Instructions to follow | Identify each line below containing the string "this" and copy it.

-------- Extracted material

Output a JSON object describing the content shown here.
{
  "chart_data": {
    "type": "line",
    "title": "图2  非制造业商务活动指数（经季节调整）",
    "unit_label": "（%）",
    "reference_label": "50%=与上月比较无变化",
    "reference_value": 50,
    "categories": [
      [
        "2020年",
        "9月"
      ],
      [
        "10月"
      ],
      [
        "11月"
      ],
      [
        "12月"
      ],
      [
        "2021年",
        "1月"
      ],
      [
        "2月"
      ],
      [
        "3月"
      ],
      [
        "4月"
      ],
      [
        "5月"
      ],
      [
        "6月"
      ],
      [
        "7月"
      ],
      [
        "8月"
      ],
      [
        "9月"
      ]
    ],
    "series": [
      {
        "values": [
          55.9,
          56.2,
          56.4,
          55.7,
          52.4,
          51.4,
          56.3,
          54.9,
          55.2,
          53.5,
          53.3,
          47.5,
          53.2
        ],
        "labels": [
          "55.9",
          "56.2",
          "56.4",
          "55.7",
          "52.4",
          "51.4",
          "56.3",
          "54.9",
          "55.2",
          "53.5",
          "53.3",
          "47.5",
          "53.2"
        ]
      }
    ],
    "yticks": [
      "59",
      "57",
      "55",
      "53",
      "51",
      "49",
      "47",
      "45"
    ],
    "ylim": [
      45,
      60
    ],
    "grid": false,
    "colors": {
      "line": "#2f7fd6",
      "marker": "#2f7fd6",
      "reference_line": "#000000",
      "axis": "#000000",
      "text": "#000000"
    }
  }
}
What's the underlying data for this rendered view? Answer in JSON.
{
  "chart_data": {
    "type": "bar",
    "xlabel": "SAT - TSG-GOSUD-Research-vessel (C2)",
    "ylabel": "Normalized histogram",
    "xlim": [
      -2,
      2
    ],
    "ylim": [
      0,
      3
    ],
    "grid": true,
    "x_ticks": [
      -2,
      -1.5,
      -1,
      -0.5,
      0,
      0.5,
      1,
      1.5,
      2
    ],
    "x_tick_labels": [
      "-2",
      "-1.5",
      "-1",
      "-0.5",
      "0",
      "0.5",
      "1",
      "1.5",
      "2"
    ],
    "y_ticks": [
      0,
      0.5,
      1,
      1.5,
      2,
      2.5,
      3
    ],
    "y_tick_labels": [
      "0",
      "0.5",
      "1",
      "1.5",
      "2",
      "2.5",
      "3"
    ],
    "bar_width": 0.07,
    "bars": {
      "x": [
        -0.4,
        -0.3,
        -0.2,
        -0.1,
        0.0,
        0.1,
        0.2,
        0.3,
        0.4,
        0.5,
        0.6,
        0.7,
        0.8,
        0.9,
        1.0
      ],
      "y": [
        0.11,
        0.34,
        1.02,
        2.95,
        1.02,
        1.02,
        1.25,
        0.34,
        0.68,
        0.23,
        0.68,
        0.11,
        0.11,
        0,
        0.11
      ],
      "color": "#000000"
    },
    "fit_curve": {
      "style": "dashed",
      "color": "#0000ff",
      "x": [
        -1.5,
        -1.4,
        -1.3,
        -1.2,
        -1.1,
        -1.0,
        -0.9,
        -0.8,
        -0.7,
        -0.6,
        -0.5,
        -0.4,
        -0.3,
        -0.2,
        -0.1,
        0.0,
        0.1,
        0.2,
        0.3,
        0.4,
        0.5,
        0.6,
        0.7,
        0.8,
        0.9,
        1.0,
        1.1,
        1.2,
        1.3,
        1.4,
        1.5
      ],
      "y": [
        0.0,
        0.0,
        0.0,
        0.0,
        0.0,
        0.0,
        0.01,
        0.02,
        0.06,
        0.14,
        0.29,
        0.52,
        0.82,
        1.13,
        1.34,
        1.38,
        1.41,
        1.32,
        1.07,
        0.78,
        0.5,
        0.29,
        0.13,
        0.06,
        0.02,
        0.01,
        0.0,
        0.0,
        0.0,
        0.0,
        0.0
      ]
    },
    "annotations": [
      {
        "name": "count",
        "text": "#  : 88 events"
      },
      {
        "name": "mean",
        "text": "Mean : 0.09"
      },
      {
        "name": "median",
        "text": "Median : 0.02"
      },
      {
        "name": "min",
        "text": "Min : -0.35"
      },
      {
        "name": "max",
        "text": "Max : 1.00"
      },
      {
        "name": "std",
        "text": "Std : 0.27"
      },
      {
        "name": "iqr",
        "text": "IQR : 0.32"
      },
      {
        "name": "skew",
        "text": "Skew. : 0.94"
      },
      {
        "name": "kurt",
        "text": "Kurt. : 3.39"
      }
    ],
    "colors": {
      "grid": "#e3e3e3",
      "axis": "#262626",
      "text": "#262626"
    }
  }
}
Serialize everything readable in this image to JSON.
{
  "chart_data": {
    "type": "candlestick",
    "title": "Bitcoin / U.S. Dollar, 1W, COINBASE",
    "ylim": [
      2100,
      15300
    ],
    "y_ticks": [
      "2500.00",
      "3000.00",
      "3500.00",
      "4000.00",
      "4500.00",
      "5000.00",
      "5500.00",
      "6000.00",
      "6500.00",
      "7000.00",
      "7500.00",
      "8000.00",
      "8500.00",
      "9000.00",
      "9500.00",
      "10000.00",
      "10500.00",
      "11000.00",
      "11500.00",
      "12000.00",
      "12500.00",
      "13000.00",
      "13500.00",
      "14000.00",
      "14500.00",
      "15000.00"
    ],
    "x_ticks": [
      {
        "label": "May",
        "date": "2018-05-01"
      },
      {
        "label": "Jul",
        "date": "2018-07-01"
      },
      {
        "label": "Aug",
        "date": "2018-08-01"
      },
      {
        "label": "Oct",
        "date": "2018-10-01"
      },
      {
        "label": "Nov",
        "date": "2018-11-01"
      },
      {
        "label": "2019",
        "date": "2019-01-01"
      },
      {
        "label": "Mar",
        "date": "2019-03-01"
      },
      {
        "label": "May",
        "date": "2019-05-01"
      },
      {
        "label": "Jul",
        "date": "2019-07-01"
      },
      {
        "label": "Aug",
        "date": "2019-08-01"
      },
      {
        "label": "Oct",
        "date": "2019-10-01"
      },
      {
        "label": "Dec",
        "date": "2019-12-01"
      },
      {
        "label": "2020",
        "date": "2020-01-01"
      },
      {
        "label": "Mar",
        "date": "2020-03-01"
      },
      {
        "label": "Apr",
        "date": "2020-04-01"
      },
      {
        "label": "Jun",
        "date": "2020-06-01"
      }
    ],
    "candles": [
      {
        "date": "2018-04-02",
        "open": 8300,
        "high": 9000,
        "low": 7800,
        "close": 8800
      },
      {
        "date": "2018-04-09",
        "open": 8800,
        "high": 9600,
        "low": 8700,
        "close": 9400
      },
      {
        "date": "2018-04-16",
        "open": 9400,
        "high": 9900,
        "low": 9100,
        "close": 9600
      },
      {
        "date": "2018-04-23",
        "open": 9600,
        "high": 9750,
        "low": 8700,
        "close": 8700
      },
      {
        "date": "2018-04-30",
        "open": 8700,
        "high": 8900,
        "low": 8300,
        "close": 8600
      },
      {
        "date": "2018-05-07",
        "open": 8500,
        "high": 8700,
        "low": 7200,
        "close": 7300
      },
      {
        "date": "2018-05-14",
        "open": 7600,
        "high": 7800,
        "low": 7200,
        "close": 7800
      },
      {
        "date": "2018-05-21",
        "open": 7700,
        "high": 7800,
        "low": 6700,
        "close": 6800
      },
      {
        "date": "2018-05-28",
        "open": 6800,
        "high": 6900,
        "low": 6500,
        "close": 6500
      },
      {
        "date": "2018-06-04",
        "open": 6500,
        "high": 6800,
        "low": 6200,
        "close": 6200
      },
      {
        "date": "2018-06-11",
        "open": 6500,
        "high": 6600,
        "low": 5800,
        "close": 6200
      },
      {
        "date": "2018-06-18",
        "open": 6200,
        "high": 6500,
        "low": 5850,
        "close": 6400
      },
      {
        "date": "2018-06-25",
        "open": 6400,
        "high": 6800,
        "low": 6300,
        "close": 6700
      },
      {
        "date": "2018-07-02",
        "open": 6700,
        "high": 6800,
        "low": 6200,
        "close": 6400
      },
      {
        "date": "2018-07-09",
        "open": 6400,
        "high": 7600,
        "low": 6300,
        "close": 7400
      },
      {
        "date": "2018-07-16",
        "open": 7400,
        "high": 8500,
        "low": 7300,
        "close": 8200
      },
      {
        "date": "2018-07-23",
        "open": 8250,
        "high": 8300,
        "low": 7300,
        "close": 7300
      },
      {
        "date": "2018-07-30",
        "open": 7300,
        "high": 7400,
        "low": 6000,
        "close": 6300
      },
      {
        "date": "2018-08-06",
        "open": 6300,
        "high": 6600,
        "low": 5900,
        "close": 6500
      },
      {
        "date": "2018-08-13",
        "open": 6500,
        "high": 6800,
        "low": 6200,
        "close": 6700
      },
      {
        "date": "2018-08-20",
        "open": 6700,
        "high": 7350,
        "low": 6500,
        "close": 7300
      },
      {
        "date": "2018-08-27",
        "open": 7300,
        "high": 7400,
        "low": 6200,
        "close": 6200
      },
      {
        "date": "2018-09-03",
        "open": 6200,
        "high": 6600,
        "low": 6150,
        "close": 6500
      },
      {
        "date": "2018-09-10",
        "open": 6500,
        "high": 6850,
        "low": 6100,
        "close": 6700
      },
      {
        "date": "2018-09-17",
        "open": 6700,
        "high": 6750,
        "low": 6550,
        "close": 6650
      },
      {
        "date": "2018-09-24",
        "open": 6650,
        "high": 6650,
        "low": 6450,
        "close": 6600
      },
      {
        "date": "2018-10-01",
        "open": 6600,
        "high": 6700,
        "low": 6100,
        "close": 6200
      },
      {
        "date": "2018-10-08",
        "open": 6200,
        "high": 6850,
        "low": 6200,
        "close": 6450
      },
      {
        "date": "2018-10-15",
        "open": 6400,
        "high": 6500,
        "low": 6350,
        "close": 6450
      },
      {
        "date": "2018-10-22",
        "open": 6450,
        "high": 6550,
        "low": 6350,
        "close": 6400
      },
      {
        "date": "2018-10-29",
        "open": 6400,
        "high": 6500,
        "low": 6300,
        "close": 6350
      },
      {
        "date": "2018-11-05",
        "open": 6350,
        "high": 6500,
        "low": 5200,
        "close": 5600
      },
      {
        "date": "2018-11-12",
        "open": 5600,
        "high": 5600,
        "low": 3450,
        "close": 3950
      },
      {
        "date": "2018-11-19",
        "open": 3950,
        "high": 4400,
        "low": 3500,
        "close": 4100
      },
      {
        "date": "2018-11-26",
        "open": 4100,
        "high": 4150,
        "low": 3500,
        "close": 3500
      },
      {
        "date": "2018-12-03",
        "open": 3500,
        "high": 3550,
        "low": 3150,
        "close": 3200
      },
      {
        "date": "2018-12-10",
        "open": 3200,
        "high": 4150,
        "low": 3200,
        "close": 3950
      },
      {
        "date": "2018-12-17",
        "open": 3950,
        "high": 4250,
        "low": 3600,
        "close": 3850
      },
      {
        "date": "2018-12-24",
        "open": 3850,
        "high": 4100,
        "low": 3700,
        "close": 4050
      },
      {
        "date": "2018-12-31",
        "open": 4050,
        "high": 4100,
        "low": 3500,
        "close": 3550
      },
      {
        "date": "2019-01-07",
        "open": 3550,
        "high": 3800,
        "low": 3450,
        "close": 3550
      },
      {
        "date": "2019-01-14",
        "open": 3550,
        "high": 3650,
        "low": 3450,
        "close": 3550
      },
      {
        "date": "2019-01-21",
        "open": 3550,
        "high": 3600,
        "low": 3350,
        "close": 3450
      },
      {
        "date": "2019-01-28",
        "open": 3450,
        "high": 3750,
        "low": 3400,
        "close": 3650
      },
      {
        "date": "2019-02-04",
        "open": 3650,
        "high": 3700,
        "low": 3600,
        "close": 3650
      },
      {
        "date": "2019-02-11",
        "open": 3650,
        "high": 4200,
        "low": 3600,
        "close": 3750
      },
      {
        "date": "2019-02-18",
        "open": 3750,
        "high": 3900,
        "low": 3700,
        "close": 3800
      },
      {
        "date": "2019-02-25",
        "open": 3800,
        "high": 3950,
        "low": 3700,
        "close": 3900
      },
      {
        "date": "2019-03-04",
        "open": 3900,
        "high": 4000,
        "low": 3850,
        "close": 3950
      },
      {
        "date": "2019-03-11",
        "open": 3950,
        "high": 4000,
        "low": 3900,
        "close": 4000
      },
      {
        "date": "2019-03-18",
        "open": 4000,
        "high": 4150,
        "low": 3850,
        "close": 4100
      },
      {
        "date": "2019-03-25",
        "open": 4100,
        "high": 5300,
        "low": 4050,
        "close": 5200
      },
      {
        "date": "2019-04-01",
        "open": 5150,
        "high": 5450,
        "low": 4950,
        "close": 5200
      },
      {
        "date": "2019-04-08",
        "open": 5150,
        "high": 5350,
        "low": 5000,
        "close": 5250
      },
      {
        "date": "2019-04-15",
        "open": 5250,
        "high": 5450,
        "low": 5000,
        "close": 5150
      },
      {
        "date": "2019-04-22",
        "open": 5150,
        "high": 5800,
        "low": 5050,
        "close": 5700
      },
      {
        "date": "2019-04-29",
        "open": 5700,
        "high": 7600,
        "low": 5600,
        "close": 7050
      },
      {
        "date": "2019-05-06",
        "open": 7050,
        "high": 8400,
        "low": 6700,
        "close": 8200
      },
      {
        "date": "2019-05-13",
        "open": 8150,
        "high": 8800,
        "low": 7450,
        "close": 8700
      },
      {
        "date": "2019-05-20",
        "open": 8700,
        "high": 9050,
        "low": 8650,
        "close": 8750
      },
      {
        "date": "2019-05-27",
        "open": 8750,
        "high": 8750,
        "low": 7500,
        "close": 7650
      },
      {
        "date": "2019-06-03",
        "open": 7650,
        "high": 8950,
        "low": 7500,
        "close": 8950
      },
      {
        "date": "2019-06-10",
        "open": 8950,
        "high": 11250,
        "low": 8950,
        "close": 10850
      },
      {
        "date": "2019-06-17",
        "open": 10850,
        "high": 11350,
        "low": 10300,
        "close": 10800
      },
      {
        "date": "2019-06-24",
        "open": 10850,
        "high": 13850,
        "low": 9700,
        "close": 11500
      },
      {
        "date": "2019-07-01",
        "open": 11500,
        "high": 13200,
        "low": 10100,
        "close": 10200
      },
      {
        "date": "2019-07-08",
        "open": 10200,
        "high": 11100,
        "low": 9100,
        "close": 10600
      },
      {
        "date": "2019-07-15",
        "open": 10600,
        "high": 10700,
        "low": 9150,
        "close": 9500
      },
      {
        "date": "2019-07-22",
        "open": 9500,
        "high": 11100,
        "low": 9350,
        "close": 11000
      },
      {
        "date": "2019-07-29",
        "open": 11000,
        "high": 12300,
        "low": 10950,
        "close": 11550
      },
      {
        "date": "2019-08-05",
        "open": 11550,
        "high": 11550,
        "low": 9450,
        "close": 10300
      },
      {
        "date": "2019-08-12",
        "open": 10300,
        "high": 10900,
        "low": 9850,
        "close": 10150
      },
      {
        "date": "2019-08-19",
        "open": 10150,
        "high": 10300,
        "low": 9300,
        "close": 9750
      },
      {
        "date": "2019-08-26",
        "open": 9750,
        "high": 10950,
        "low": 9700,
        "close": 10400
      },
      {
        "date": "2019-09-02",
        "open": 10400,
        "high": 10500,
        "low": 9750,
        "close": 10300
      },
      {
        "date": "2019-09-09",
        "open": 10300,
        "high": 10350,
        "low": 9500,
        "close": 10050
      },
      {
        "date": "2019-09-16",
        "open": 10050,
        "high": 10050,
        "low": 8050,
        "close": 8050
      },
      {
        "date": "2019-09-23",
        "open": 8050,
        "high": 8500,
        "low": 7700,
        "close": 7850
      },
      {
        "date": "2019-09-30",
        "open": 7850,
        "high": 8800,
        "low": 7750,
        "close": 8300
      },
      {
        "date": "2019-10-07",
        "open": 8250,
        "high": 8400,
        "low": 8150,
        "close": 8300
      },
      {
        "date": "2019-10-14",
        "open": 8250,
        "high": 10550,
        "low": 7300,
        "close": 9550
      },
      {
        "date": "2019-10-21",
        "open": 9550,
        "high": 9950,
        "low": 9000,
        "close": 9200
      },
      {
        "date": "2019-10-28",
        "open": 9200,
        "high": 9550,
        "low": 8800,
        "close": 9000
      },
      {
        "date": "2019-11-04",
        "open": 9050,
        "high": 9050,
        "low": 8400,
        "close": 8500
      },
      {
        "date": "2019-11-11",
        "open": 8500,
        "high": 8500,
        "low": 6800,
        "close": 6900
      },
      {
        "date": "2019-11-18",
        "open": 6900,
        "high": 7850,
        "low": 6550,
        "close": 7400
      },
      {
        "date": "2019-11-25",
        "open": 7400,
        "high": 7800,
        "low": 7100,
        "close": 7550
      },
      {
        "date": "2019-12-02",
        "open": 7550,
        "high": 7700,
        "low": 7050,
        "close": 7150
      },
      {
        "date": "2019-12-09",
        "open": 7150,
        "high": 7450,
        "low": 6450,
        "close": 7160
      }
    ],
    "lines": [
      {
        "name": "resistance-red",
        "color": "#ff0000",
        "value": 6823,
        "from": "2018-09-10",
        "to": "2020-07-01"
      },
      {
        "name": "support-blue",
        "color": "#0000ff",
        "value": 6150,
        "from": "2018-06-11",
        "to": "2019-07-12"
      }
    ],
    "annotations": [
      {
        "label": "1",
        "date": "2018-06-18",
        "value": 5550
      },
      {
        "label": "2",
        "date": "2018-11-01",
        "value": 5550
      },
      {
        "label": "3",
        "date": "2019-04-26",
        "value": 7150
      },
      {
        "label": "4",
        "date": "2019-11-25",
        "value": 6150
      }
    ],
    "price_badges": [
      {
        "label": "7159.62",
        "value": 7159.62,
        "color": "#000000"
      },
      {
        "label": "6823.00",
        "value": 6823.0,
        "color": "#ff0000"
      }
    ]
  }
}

----------------

The reply |
What's the underlying data for this rendered view? Answer in JSON.
Serialize everything readable in this image to JSON.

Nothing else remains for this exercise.